CHALLENGE:
In the material below, list every line carrying the string "JSON".

* * * * * * * * *

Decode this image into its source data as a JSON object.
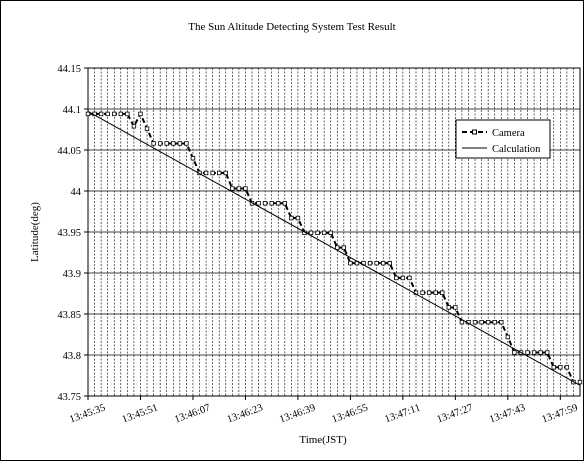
{
  "chart_data": {
    "type": "line",
    "title": "The Sun Altitude Detecting System Test Result",
    "xlabel": "Time(JST)",
    "ylabel": "Latitude(deg)",
    "ylim": [
      43.75,
      44.15
    ],
    "yticks": [
      "43.75",
      "43.8",
      "43.85",
      "43.9",
      "43.95",
      "44",
      "44.05",
      "44.1",
      "44.15"
    ],
    "xlim": [
      "13:45:35",
      "13:48:05"
    ],
    "xticks": [
      "13:45:35",
      "13:45:51",
      "13:46:07",
      "13:46:23",
      "13:46:39",
      "13:46:55",
      "13:47:11",
      "13:47:27",
      "13:47:43",
      "13:47:59"
    ],
    "grid": {
      "vertical_step_seconds": 2,
      "horizontal": true
    },
    "legend": {
      "position": "top-right",
      "entries": [
        "Camera",
        "Calculation"
      ]
    },
    "series": [
      {
        "name": "Camera",
        "style": "dashed-with-markers",
        "x": [
          "13:45:35",
          "13:45:37",
          "13:45:39",
          "13:45:41",
          "13:45:43",
          "13:45:45",
          "13:45:47",
          "13:45:49",
          "13:45:51",
          "13:45:53",
          "13:45:55",
          "13:45:57",
          "13:45:59",
          "13:46:01",
          "13:46:03",
          "13:46:05",
          "13:46:07",
          "13:46:09",
          "13:46:11",
          "13:46:13",
          "13:46:15",
          "13:46:17",
          "13:46:19",
          "13:46:21",
          "13:46:23",
          "13:46:25",
          "13:46:27",
          "13:46:29",
          "13:46:31",
          "13:46:33",
          "13:46:35",
          "13:46:37",
          "13:46:39",
          "13:46:41",
          "13:46:43",
          "13:46:45",
          "13:46:47",
          "13:46:49",
          "13:46:51",
          "13:46:53",
          "13:46:55",
          "13:46:57",
          "13:46:59",
          "13:47:01",
          "13:47:03",
          "13:47:05",
          "13:47:07",
          "13:47:09",
          "13:47:11",
          "13:47:13",
          "13:47:15",
          "13:47:17",
          "13:47:19",
          "13:47:21",
          "13:47:23",
          "13:47:25",
          "13:47:27",
          "13:47:29",
          "13:47:31",
          "13:47:33",
          "13:47:35",
          "13:47:37",
          "13:47:39",
          "13:47:41",
          "13:47:43",
          "13:47:45",
          "13:47:47",
          "13:47:49",
          "13:47:51",
          "13:47:53",
          "13:47:55",
          "13:47:57",
          "13:47:59",
          "13:48:01",
          "13:48:03",
          "13:48:05"
        ],
        "values": [
          44.094,
          44.094,
          44.094,
          44.094,
          44.094,
          44.094,
          44.094,
          44.079,
          44.094,
          44.076,
          44.058,
          44.058,
          44.058,
          44.058,
          44.058,
          44.058,
          44.04,
          44.022,
          44.022,
          44.022,
          44.022,
          44.022,
          44.003,
          44.003,
          44.003,
          43.985,
          43.985,
          43.985,
          43.985,
          43.985,
          43.985,
          43.967,
          43.967,
          43.949,
          43.949,
          43.949,
          43.949,
          43.949,
          43.931,
          43.931,
          43.912,
          43.912,
          43.912,
          43.912,
          43.912,
          43.912,
          43.912,
          43.894,
          43.894,
          43.894,
          43.876,
          43.876,
          43.876,
          43.876,
          43.876,
          43.858,
          43.858,
          43.84,
          43.84,
          43.84,
          43.84,
          43.84,
          43.84,
          43.84,
          43.822,
          43.803,
          43.803,
          43.803,
          43.803,
          43.803,
          43.803,
          43.785,
          43.785,
          43.785,
          43.767,
          43.767
        ]
      },
      {
        "name": "Calculation",
        "style": "solid",
        "x": [
          "13:45:35",
          "13:48:05"
        ],
        "values": [
          44.097,
          43.763
        ]
      }
    ]
  }
}
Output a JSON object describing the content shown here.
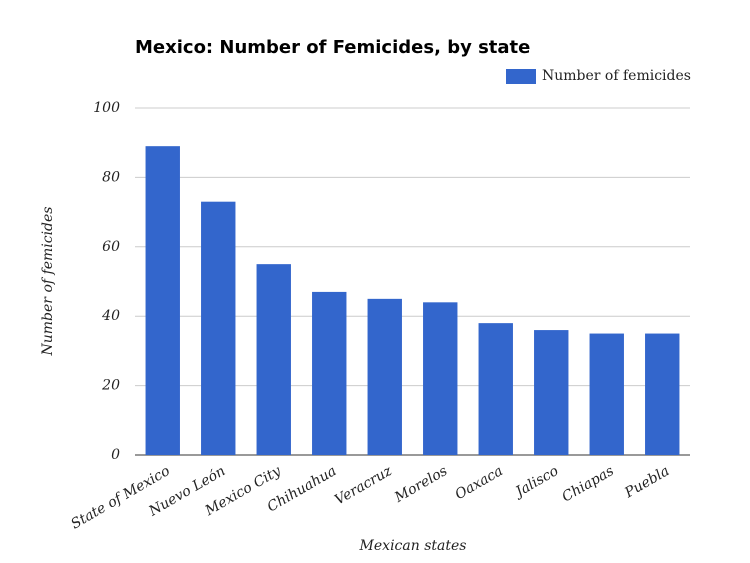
{
  "chart_data": {
    "type": "bar",
    "title": "Mexico: Number of Femicides, by state",
    "x_label": "Mexican states",
    "y_label": "Number of femicides",
    "categories": [
      "State of Mexico",
      "Nuevo León",
      "Mexico City",
      "Chihuahua",
      "Veracruz",
      "Morelos",
      "Oaxaca",
      "Jalisco",
      "Chiapas",
      "Puebla"
    ],
    "series": [
      {
        "name": "Number of femicides",
        "color": "#3366cc",
        "values": [
          89,
          73,
          55,
          47,
          45,
          44,
          38,
          36,
          35,
          35
        ]
      }
    ],
    "ylim": [
      0,
      100
    ],
    "yticks": [
      0,
      20,
      40,
      60,
      80,
      100
    ],
    "grid": true,
    "legend": "top-right"
  }
}
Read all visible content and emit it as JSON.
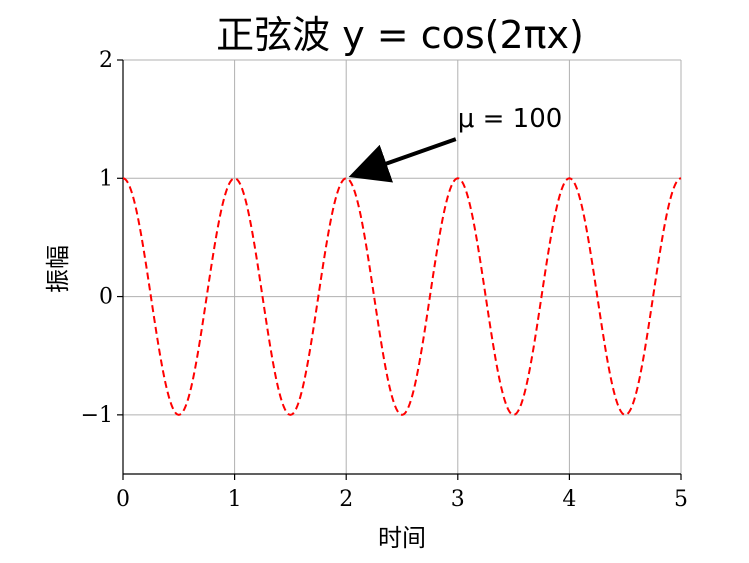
{
  "chart_data": {
    "type": "line",
    "title": "正弦波  y = cos(2πx)",
    "xlabel": "时间",
    "ylabel": "振幅",
    "xlim": [
      0,
      5
    ],
    "ylim": [
      -1.5,
      2
    ],
    "x_ticks": [
      0,
      1,
      2,
      3,
      4,
      5
    ],
    "x_tick_labels": [
      "0",
      "1",
      "2",
      "3",
      "4",
      "5"
    ],
    "y_ticks": [
      -1,
      0,
      1,
      2
    ],
    "y_tick_labels": [
      "−1",
      "0",
      "1",
      "2"
    ],
    "grid": true,
    "series": [
      {
        "function": "y = cos(2πx)",
        "x_range": [
          0,
          5
        ],
        "samples": 500,
        "color": "#ff0000",
        "linestyle": "dashed"
      }
    ],
    "annotation": {
      "text": "μ = 100",
      "x": 2,
      "y": 1,
      "text_x": 3,
      "text_y": 1.5
    }
  }
}
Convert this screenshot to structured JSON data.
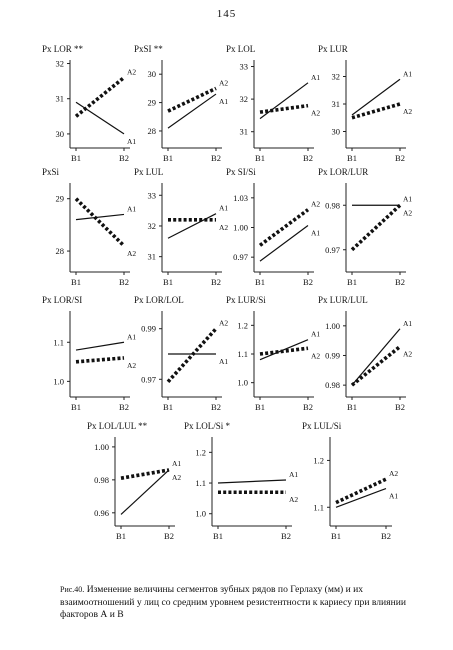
{
  "page_number": "145",
  "caption": {
    "label": "Рис.40.",
    "text": "Изменение величины сегментов зубных рядов по Герлаху (мм) и их взаимоотношений у лиц со средним уровнем резистентности к кариесу при влиянии факторов А и В"
  },
  "chart_data": [
    {
      "type": "line",
      "title": "Px LOR **",
      "categories": [
        "B1",
        "B2"
      ],
      "yticks": [
        "30",
        "31",
        "32"
      ],
      "ylim": [
        29.6,
        32.1
      ],
      "series": [
        {
          "name": "A1",
          "style": "solid",
          "values": [
            30.9,
            30.0
          ]
        },
        {
          "name": "A2",
          "style": "dotted",
          "values": [
            30.5,
            31.6
          ]
        }
      ]
    },
    {
      "type": "line",
      "title": "PxSI **",
      "categories": [
        "B1",
        "B2"
      ],
      "yticks": [
        "28",
        "29",
        "30"
      ],
      "ylim": [
        27.4,
        30.5
      ],
      "series": [
        {
          "name": "A1",
          "style": "solid",
          "values": [
            28.1,
            29.3
          ]
        },
        {
          "name": "A2",
          "style": "dotted",
          "values": [
            28.7,
            29.5
          ]
        }
      ]
    },
    {
      "type": "line",
      "title": "Px LOL",
      "categories": [
        "B1",
        "B2"
      ],
      "yticks": [
        "31",
        "32",
        "33"
      ],
      "ylim": [
        30.5,
        33.2
      ],
      "series": [
        {
          "name": "A1",
          "style": "solid",
          "values": [
            31.4,
            32.5
          ]
        },
        {
          "name": "A2",
          "style": "dotted",
          "values": [
            31.6,
            31.8
          ]
        }
      ]
    },
    {
      "type": "line",
      "title": "Px LUR",
      "categories": [
        "B1",
        "B2"
      ],
      "yticks": [
        "30",
        "31",
        "32"
      ],
      "ylim": [
        29.4,
        32.6
      ],
      "series": [
        {
          "name": "A1",
          "style": "solid",
          "values": [
            30.6,
            31.9
          ]
        },
        {
          "name": "A2",
          "style": "dotted",
          "values": [
            30.5,
            31.0
          ]
        }
      ]
    },
    {
      "type": "line",
      "title": "PxSi",
      "categories": [
        "B1",
        "B2"
      ],
      "yticks": [
        "28",
        "29"
      ],
      "ylim": [
        27.6,
        29.3
      ],
      "series": [
        {
          "name": "A1",
          "style": "solid",
          "values": [
            28.6,
            28.7
          ]
        },
        {
          "name": "A2",
          "style": "dotted",
          "values": [
            29.0,
            28.1
          ]
        }
      ]
    },
    {
      "type": "line",
      "title": "Px LUL",
      "categories": [
        "B1",
        "B2"
      ],
      "yticks": [
        "31",
        "32",
        "33"
      ],
      "ylim": [
        30.5,
        33.4
      ],
      "series": [
        {
          "name": "A1",
          "style": "solid",
          "values": [
            31.6,
            32.4
          ]
        },
        {
          "name": "A2",
          "style": "dotted",
          "values": [
            32.2,
            32.2
          ]
        }
      ]
    },
    {
      "type": "line",
      "title": "Px SI/Si",
      "categories": [
        "B1",
        "B2"
      ],
      "yticks": [
        "0.97",
        "1.00",
        "1.03"
      ],
      "ylim": [
        0.955,
        1.045
      ],
      "series": [
        {
          "name": "A1",
          "style": "solid",
          "values": [
            0.966,
            1.002
          ]
        },
        {
          "name": "A2",
          "style": "dotted",
          "values": [
            0.982,
            1.018
          ]
        }
      ]
    },
    {
      "type": "line",
      "title": "Px LOR/LUR",
      "categories": [
        "B1",
        "B2"
      ],
      "yticks": [
        "0.97",
        "0.98"
      ],
      "ylim": [
        0.965,
        0.985
      ],
      "series": [
        {
          "name": "A1",
          "style": "solid",
          "values": [
            0.98,
            0.98
          ]
        },
        {
          "name": "A2",
          "style": "dotted",
          "values": [
            0.97,
            0.98
          ]
        }
      ]
    },
    {
      "type": "line",
      "title": "Px LOR/SI",
      "categories": [
        "B1",
        "B2"
      ],
      "yticks": [
        "1.0",
        "1.1"
      ],
      "ylim": [
        0.96,
        1.18
      ],
      "series": [
        {
          "name": "A1",
          "style": "solid",
          "values": [
            1.08,
            1.1
          ]
        },
        {
          "name": "A2",
          "style": "dotted",
          "values": [
            1.05,
            1.06
          ]
        }
      ]
    },
    {
      "type": "line",
      "title": "Px LOR/LOL",
      "categories": [
        "B1",
        "B2"
      ],
      "yticks": [
        "0.97",
        "0.99"
      ],
      "ylim": [
        0.963,
        0.997
      ],
      "series": [
        {
          "name": "A1",
          "style": "solid",
          "values": [
            0.98,
            0.98
          ]
        },
        {
          "name": "A2",
          "style": "dotted",
          "values": [
            0.969,
            0.99
          ]
        }
      ]
    },
    {
      "type": "line",
      "title": "Px LUR/Si",
      "categories": [
        "B1",
        "B2"
      ],
      "yticks": [
        "1.0",
        "1.1",
        "1.2"
      ],
      "ylim": [
        0.95,
        1.25
      ],
      "series": [
        {
          "name": "A1",
          "style": "solid",
          "values": [
            1.08,
            1.15
          ]
        },
        {
          "name": "A2",
          "style": "dotted",
          "values": [
            1.1,
            1.12
          ]
        }
      ]
    },
    {
      "type": "line",
      "title": "Px LUR/LUL",
      "categories": [
        "B1",
        "B2"
      ],
      "yticks": [
        "0.98",
        "0.99",
        "1.00"
      ],
      "ylim": [
        0.976,
        1.005
      ],
      "series": [
        {
          "name": "A1",
          "style": "solid",
          "values": [
            0.98,
            0.999
          ]
        },
        {
          "name": "A2",
          "style": "dotted",
          "values": [
            0.98,
            0.993
          ]
        }
      ]
    },
    {
      "type": "line",
      "title": "Px LOL/LUL **",
      "categories": [
        "B1",
        "B2"
      ],
      "yticks": [
        "0.96",
        "0.98",
        "1.00"
      ],
      "ylim": [
        0.952,
        1.006
      ],
      "series": [
        {
          "name": "A1",
          "style": "solid",
          "values": [
            0.959,
            0.986
          ]
        },
        {
          "name": "A2",
          "style": "dotted",
          "values": [
            0.981,
            0.986
          ]
        }
      ]
    },
    {
      "type": "line",
      "title": "Px LOL/Si *",
      "categories": [
        "B1",
        "B2"
      ],
      "yticks": [
        "1.0",
        "1.1",
        "1.2"
      ],
      "ylim": [
        0.96,
        1.25
      ],
      "series": [
        {
          "name": "A1",
          "style": "solid",
          "values": [
            1.1,
            1.11
          ]
        },
        {
          "name": "A2",
          "style": "dotted",
          "values": [
            1.07,
            1.07
          ]
        }
      ]
    },
    {
      "type": "line",
      "title": "Px LUL/Si",
      "categories": [
        "B1",
        "B2"
      ],
      "yticks": [
        "1.1",
        "1.2"
      ],
      "ylim": [
        1.06,
        1.25
      ],
      "series": [
        {
          "name": "A1",
          "style": "solid",
          "values": [
            1.1,
            1.14
          ]
        },
        {
          "name": "A2",
          "style": "dotted",
          "values": [
            1.11,
            1.16
          ]
        }
      ]
    }
  ]
}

* * * * * * * * *

TASK RESPONSE:
Decode this image into its source data as a JSON object.
Output a JSON object describing the content shown here.
Read all visible content and emit it as JSON.
Convert this screenshot to structured JSON data.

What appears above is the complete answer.